------ DATASET EXTRACT

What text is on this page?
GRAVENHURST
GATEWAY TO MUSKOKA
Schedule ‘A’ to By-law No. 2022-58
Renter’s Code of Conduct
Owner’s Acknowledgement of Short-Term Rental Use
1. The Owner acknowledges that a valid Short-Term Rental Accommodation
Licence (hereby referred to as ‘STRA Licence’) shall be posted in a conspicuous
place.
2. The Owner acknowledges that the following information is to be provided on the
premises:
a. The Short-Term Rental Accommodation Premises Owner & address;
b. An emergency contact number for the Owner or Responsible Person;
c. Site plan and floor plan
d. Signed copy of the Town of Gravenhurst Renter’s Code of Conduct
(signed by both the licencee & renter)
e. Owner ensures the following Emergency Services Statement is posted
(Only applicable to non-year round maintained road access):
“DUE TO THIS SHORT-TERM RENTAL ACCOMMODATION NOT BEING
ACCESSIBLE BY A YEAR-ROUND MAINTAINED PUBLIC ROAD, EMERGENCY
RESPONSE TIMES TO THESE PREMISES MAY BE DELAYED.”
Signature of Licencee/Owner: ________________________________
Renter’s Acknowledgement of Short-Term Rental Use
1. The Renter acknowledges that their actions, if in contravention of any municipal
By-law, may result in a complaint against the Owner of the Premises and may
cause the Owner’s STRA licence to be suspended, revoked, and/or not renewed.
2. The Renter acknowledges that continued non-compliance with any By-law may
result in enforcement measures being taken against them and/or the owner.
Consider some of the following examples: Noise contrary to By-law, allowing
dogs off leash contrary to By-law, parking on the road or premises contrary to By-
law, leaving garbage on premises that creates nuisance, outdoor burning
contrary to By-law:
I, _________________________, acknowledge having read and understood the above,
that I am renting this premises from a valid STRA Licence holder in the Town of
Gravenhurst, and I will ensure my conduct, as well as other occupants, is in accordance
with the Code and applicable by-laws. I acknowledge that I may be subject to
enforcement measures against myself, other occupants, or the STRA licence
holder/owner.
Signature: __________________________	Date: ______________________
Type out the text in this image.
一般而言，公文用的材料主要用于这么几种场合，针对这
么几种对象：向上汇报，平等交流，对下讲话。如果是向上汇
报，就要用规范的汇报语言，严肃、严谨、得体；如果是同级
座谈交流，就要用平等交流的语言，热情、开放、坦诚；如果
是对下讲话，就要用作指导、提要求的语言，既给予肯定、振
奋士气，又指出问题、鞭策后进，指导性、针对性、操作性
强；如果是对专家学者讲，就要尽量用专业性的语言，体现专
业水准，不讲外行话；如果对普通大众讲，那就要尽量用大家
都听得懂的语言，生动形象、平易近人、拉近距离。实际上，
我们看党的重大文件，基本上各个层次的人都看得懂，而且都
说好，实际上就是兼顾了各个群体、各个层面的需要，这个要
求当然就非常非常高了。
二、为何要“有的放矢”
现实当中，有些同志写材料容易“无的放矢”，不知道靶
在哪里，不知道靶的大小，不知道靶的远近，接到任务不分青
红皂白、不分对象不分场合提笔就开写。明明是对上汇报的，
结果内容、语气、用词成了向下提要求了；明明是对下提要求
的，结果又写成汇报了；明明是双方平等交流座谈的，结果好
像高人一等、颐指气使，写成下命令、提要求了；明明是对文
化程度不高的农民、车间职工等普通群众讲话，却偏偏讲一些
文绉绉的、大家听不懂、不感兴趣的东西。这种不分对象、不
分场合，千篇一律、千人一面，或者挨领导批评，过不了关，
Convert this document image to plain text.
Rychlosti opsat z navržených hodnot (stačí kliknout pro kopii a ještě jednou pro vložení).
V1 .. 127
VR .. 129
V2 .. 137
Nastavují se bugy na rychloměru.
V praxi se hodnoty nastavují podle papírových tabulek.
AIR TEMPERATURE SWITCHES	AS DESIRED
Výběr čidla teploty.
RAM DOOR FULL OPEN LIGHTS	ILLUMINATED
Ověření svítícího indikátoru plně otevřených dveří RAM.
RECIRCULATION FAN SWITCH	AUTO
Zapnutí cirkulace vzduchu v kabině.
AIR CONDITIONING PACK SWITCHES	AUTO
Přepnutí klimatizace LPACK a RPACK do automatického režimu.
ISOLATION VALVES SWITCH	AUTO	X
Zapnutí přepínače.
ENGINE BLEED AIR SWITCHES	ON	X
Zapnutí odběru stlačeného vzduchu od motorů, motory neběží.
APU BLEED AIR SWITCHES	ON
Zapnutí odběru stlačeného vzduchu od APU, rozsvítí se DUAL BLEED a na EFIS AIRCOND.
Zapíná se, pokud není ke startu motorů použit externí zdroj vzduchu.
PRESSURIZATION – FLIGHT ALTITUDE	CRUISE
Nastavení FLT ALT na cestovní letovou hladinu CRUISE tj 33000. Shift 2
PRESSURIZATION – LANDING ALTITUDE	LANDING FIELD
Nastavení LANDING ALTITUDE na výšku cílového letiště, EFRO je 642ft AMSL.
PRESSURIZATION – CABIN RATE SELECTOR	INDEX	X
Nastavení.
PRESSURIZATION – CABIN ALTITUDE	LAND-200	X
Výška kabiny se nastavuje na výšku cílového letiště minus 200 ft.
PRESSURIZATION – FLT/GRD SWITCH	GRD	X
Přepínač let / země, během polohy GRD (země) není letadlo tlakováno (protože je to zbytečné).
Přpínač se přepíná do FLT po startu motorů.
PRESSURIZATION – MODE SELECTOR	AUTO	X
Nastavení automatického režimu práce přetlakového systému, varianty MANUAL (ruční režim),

------------

> [WORK TO COMPLETE] All lines above containing the string "cílového" are to be collected.

> [FULL OUTPUT]
Nastavení LANDING ALTITUDE na výšku cílového letiště, EFRO je 642ft AMSL.
Výška kabiny se nastavuje na výšku cílového letiště minus 200 ft.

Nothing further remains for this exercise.